Short task: Extract each of the lines below verbatim and in their original order.

Record excerpts:
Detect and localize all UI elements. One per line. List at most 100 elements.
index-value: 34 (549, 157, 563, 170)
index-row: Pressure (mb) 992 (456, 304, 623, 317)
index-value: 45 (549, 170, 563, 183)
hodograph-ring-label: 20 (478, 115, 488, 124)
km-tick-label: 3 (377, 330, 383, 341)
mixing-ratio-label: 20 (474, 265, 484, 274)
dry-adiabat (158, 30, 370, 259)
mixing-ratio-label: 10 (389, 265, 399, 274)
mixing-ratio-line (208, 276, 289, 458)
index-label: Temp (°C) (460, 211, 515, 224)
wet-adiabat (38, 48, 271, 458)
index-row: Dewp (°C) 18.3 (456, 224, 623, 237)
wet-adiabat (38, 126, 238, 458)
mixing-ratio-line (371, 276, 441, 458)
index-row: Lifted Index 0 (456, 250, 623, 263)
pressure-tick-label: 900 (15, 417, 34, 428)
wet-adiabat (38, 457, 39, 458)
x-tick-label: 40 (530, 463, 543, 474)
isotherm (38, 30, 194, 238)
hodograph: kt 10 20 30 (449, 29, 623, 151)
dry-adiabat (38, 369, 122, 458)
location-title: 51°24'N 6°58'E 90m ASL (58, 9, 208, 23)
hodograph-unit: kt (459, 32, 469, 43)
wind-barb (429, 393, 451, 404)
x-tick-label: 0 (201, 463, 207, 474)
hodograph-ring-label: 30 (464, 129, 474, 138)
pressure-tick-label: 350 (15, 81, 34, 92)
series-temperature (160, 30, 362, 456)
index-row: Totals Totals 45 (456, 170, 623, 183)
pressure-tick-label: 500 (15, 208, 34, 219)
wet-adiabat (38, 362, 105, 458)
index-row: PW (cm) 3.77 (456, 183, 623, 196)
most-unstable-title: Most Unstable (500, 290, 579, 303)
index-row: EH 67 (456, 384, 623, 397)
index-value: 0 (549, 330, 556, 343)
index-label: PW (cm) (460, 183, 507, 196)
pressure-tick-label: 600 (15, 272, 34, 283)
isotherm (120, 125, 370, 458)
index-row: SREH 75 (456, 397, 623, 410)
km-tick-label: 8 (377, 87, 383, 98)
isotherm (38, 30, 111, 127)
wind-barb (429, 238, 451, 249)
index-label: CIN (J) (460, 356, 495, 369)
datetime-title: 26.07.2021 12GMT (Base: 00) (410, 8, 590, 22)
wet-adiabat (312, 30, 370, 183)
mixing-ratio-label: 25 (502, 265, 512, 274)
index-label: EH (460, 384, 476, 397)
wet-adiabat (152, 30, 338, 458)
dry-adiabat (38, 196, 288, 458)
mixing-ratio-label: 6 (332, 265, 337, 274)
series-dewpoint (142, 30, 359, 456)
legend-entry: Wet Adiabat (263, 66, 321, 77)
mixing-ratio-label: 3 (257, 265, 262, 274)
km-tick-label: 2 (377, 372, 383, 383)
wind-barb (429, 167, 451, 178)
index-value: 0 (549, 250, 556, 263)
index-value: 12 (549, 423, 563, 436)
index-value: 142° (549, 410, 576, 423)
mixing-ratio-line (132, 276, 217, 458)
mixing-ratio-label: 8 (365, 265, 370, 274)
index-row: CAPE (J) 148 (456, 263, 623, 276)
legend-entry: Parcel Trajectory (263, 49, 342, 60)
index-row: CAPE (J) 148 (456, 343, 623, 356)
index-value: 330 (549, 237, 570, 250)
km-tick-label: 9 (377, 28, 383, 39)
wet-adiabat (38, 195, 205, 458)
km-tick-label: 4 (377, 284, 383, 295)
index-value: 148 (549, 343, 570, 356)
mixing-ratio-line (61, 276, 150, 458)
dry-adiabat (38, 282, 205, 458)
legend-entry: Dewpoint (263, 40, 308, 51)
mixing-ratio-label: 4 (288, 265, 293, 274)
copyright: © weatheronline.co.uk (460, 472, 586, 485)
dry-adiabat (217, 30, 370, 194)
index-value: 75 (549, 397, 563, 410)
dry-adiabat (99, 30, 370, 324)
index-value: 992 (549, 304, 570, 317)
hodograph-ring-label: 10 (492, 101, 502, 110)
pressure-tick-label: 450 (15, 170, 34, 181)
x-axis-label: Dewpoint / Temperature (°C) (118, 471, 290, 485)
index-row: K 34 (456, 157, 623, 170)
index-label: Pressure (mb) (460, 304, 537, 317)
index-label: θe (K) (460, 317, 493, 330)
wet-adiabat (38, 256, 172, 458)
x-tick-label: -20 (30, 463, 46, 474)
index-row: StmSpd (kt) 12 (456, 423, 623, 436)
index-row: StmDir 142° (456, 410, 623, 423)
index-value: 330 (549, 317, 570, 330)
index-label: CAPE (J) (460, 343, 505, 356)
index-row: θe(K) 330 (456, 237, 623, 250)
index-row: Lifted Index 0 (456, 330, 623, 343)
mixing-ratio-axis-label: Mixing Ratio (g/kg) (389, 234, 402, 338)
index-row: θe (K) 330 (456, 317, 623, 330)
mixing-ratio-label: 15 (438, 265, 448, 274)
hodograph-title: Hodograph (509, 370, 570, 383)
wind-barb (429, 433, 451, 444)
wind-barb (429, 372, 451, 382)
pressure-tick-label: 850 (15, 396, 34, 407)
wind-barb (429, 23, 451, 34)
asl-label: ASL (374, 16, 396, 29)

Exercise answer:
Detect and localize all UI elements. One per line. List at most 100 elements.
index-value: 34 (549, 157, 563, 170)
index-row: Pressure (mb) 992 (456, 304, 623, 317)
index-value: 45 (549, 170, 563, 183)
hodograph-ring-label: 20 (478, 115, 488, 124)
km-tick-label: 3 (377, 330, 383, 341)
mixing-ratio-label: 20 (474, 265, 484, 274)
dry-adiabat (158, 30, 370, 259)
mixing-ratio-label: 10 (389, 265, 399, 274)
mixing-ratio-line (208, 276, 289, 458)
index-label: Temp (°C) (460, 211, 515, 224)
wet-adiabat (38, 48, 271, 458)
index-row: Dewp (°C) 18.3 (456, 224, 623, 237)
wet-adiabat (38, 126, 238, 458)
mixing-ratio-line (371, 276, 441, 458)
index-row: Lifted Index 0 (456, 250, 623, 263)
pressure-tick-label: 900 (15, 417, 34, 428)
wet-adiabat (38, 457, 39, 458)
x-tick-label: 40 (530, 463, 543, 474)
isotherm (38, 30, 194, 238)
hodograph: kt 10 20 30 (449, 29, 623, 151)
dry-adiabat (38, 369, 122, 458)
location-title: 51°24'N 6°58'E 90m ASL (58, 9, 208, 23)
hodograph-unit: kt (459, 32, 469, 43)
wind-barb (429, 393, 451, 404)
x-tick-label: 0 (201, 463, 207, 474)
hodograph-ring-label: 30 (464, 129, 474, 138)
pressure-tick-label: 350 (15, 81, 34, 92)
series-temperature (160, 30, 362, 456)
index-row: Totals Totals 45 (456, 170, 623, 183)
pressure-tick-label: 500 (15, 208, 34, 219)
wet-adiabat (38, 362, 105, 458)
index-row: PW (cm) 3.77 (456, 183, 623, 196)
most-unstable-title: Most Unstable (500, 290, 579, 303)
index-row: EH 67 (456, 384, 623, 397)
index-value: 0 (549, 330, 556, 343)
index-label: PW (cm) (460, 183, 507, 196)
pressure-tick-label: 600 (15, 272, 34, 283)
isotherm (120, 125, 370, 458)
index-row: SREH 75 (456, 397, 623, 410)
km-tick-label: 8 (377, 87, 383, 98)
isotherm (38, 30, 111, 127)
wind-barb (429, 238, 451, 249)
index-label: CIN (J) (460, 356, 495, 369)
datetime-title: 26.07.2021 12GMT (Base: 00) (410, 8, 590, 22)
wet-adiabat (312, 30, 370, 183)
mixing-ratio-label: 25 (502, 265, 512, 274)
index-label: EH (460, 384, 476, 397)
wet-adiabat (152, 30, 338, 458)
dry-adiabat (38, 196, 288, 458)
mixing-ratio-label: 6 (332, 265, 337, 274)
series-dewpoint (142, 30, 359, 456)
legend-entry: Wet Adiabat (263, 66, 321, 77)
mixing-ratio-label: 3 (257, 265, 262, 274)
km-tick-label: 2 (377, 372, 383, 383)
wind-barb (429, 167, 451, 178)
index-value: 0 (549, 250, 556, 263)
index-value: 12 (549, 423, 563, 436)
index-value: 142° (549, 410, 576, 423)
mixing-ratio-line (132, 276, 217, 458)
mixing-ratio-label: 8 (365, 265, 370, 274)
index-row: CAPE (J) 148 (456, 263, 623, 276)
legend-entry: Parcel Trajectory (263, 49, 342, 60)
index-row: CAPE (J) 148 (456, 343, 623, 356)
index-value: 330 (549, 237, 570, 250)
km-tick-label: 9 (377, 28, 383, 39)
wet-adiabat (38, 195, 205, 458)
km-tick-label: 4 (377, 284, 383, 295)
index-value: 148 (549, 343, 570, 356)
mixing-ratio-line (61, 276, 150, 458)
dry-adiabat (38, 282, 205, 458)
legend-entry: Dewpoint (263, 40, 308, 51)
mixing-ratio-label: 4 (288, 265, 293, 274)
copyright: © weatheronline.co.uk (460, 472, 586, 485)
dry-adiabat (217, 30, 370, 194)
index-value: 75 (549, 397, 563, 410)
dry-adiabat (99, 30, 370, 324)
index-value: 992 (549, 304, 570, 317)
hodograph-ring-label: 10 (492, 101, 502, 110)
pressure-tick-label: 450 (15, 170, 34, 181)
x-axis-label: Dewpoint / Temperature (°C) (118, 471, 290, 485)
index-row: K 34 (456, 157, 623, 170)
index-label: Pressure (mb) (460, 304, 537, 317)
index-label: θe (K) (460, 317, 493, 330)
wet-adiabat (38, 256, 172, 458)
x-tick-label: -20 (30, 463, 46, 474)
index-row: StmSpd (kt) 12 (456, 423, 623, 436)
index-row: StmDir 142° (456, 410, 623, 423)
index-value: 330 (549, 317, 570, 330)
index-label: CAPE (J) (460, 343, 505, 356)
index-row: θe(K) 330 (456, 237, 623, 250)
index-row: Lifted Index 0 (456, 330, 623, 343)
mixing-ratio-axis-label: Mixing Ratio (g/kg) (389, 234, 402, 338)
index-row: θe (K) 330 (456, 317, 623, 330)
mixing-ratio-label: 15 (438, 265, 448, 274)
hodograph-title: Hodograph (509, 370, 570, 383)
wind-barb (429, 433, 451, 444)
wind-barb (429, 372, 451, 382)
pressure-tick-label: 850 (15, 396, 34, 407)
wind-barb (429, 23, 451, 34)
asl-label: ASL (374, 16, 396, 29)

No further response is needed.